##### Information shown #####

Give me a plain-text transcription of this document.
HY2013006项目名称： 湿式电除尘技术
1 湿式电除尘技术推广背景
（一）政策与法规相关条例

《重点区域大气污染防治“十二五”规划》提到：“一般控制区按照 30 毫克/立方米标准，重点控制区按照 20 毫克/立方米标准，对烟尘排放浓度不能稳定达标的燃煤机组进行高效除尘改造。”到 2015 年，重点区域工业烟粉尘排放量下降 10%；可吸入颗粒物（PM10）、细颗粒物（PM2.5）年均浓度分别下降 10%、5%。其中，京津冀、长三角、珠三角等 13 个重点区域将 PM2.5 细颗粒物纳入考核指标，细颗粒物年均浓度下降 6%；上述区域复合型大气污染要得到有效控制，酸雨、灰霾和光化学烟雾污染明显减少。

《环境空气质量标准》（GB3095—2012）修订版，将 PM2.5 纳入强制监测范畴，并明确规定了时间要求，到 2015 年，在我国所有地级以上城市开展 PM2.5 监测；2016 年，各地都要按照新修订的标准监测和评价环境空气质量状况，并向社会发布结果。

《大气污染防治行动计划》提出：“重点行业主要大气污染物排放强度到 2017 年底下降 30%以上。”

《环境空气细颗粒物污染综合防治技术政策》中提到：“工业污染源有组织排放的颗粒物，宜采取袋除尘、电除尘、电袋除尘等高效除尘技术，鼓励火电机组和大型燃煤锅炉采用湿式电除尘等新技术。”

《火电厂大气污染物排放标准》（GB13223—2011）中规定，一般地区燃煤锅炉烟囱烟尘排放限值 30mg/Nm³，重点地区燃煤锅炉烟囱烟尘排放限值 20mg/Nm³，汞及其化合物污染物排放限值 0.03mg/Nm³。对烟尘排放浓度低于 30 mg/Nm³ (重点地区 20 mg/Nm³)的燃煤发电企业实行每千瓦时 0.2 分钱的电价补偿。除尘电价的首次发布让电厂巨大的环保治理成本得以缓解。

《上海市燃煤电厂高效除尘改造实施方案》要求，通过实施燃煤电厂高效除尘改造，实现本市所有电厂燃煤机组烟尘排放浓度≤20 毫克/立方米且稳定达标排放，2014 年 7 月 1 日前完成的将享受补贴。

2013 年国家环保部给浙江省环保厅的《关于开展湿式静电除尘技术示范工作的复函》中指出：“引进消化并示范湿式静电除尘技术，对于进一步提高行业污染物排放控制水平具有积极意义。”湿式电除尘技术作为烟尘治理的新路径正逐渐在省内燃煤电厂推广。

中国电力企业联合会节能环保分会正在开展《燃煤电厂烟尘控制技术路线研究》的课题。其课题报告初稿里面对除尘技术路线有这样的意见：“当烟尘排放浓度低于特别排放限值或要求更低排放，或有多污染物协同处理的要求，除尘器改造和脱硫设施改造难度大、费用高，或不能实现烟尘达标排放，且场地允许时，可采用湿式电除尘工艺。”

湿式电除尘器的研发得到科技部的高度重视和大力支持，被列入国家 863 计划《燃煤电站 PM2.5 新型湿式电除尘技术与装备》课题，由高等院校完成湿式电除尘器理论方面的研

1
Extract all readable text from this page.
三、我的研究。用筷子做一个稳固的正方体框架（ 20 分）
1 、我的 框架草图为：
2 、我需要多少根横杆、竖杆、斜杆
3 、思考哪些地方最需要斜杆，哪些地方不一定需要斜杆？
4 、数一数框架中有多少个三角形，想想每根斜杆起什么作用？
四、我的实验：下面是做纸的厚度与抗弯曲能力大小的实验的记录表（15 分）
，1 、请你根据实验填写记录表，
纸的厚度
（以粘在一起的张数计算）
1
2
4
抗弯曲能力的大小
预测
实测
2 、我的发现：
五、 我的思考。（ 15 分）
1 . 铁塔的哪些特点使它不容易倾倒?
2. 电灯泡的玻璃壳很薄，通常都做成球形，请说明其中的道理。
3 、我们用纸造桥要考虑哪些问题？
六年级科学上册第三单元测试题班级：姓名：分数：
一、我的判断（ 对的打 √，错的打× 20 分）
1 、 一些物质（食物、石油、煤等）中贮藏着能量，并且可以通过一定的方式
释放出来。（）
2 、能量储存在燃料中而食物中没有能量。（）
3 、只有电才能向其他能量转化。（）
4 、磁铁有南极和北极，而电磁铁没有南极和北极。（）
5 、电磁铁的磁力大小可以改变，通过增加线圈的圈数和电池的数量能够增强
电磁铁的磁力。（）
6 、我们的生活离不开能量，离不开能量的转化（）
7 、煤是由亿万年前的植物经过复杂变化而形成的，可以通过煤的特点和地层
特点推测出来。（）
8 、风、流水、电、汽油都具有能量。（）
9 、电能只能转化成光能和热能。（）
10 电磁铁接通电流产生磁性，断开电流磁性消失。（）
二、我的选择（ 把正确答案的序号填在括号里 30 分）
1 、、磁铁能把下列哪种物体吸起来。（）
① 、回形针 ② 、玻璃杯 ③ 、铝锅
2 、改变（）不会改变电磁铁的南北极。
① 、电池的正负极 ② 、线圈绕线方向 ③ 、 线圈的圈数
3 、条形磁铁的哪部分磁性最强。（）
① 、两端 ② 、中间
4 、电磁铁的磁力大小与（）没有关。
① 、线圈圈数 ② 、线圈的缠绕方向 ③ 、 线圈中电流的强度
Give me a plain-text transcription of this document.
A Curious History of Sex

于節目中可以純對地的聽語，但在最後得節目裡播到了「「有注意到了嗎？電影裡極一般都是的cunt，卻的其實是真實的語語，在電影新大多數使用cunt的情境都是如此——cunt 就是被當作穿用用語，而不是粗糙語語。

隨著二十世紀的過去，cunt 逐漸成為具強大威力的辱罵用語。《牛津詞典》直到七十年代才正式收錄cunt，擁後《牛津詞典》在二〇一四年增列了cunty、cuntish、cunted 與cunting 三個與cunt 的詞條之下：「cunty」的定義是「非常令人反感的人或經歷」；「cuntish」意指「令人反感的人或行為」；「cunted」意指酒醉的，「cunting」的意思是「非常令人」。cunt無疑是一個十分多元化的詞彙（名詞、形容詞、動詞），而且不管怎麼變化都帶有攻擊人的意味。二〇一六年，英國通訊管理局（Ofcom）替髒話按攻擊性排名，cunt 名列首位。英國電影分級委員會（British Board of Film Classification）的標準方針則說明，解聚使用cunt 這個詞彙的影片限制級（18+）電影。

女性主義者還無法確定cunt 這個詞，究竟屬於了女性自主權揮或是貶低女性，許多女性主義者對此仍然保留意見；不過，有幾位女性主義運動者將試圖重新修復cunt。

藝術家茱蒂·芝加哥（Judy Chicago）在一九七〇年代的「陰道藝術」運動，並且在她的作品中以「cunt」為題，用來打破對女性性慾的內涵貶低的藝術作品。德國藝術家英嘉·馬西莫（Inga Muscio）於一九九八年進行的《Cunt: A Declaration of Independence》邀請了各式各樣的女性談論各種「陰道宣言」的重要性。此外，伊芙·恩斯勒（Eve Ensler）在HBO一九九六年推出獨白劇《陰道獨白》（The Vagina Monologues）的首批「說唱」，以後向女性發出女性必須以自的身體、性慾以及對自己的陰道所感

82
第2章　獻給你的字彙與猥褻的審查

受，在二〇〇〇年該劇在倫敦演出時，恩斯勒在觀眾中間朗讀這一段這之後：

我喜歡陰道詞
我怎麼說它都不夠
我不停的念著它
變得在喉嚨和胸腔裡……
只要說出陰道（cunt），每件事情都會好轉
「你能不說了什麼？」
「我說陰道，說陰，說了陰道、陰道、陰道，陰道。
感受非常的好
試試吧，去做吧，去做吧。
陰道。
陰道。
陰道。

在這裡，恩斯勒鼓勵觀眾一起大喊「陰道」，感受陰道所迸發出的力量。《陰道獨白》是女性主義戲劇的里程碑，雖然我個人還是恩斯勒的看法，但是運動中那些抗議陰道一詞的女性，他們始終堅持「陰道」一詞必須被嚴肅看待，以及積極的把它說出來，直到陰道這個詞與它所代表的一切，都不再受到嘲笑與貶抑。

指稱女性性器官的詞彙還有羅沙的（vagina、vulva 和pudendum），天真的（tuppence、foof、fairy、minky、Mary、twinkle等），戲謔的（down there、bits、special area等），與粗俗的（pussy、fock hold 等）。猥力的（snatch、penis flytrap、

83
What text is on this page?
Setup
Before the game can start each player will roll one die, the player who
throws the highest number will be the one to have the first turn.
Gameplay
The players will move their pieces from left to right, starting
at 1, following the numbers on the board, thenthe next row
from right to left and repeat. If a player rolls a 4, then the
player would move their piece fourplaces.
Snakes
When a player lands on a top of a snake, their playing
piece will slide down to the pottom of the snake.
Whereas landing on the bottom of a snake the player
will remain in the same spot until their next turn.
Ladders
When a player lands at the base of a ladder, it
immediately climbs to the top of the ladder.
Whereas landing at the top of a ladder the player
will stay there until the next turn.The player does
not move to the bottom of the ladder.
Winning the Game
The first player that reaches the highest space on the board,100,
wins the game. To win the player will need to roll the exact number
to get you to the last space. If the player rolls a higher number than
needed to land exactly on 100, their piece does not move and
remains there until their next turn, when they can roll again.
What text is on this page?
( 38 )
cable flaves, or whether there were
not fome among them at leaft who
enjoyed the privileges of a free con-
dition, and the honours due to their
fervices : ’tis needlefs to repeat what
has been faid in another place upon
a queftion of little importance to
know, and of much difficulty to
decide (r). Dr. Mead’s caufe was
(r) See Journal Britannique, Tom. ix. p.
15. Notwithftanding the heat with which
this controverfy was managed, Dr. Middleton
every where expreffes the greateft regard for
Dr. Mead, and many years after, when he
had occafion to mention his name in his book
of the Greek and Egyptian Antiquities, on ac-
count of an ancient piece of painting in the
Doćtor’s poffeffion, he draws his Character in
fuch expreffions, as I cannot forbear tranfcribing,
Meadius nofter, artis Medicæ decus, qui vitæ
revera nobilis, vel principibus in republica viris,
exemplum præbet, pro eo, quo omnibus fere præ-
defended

#####

What you will do: Copy every line from the records above that contains the word "first".

Right answer:
throws the highest number will be the one to have the first turn.
The first player that reaches the highest space on the board,100,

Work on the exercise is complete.